(Dataset items)
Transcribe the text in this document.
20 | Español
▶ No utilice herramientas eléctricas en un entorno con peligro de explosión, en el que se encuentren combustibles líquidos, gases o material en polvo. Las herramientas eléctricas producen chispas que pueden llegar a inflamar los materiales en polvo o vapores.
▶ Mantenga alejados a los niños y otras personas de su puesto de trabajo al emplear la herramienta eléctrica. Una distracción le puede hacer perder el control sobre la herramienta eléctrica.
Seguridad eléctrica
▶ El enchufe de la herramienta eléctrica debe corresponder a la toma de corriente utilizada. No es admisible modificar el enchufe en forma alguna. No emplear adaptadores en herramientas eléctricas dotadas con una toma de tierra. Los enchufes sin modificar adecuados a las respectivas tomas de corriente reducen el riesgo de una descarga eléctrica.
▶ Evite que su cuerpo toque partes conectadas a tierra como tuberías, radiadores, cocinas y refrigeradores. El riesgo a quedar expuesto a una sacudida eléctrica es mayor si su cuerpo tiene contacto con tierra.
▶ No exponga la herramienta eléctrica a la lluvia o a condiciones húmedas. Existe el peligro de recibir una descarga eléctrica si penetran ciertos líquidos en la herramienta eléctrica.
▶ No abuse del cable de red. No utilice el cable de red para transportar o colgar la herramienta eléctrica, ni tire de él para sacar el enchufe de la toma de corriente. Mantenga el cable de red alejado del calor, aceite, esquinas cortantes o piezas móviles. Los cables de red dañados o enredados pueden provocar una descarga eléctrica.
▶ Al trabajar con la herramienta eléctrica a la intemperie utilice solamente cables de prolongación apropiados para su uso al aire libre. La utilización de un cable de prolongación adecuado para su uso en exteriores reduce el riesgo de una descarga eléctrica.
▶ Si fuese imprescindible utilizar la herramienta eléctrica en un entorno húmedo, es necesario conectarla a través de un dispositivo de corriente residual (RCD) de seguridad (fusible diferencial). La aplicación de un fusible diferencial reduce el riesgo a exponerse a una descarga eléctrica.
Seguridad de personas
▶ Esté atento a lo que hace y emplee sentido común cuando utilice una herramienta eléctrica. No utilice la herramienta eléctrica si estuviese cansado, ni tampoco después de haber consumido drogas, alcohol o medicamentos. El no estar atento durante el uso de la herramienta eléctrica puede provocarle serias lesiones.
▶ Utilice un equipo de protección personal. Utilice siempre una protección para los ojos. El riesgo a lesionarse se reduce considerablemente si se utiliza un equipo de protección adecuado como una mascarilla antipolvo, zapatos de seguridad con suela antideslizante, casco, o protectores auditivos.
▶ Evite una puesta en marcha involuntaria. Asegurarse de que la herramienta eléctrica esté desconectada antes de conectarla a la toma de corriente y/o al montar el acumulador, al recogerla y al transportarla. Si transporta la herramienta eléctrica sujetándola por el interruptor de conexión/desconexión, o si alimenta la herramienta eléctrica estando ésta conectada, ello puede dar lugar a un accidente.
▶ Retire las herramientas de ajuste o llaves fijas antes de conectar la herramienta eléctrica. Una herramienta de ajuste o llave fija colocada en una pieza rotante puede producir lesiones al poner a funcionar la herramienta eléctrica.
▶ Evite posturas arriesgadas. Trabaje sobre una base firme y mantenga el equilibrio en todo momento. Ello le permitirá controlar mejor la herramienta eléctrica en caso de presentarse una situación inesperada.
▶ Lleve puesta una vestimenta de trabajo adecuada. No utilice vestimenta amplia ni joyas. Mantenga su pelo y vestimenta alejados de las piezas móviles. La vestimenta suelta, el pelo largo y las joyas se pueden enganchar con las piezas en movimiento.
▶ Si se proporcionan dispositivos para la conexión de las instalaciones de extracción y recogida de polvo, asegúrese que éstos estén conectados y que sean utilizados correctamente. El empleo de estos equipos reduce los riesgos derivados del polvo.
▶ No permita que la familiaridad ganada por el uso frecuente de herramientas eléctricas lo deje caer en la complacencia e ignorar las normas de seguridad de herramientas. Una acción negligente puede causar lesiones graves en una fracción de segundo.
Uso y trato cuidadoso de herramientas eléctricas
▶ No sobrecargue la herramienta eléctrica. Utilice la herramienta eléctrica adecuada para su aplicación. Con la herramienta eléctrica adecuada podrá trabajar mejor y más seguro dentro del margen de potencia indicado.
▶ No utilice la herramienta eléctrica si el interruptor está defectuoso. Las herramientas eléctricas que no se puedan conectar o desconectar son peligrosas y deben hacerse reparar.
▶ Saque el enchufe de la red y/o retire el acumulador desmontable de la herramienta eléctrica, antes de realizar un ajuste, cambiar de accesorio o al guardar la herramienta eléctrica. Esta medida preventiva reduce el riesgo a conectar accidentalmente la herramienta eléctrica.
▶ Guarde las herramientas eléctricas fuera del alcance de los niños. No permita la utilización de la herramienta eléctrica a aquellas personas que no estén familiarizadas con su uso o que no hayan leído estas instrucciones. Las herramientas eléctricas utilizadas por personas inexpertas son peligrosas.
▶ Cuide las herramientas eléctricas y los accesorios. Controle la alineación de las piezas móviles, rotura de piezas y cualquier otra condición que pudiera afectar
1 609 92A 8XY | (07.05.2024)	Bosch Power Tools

* [Task instructions]: The word "pueden" may occur in lines of the records. Report how many such lines there are, giving only the number.

* [Finished exercise]: 3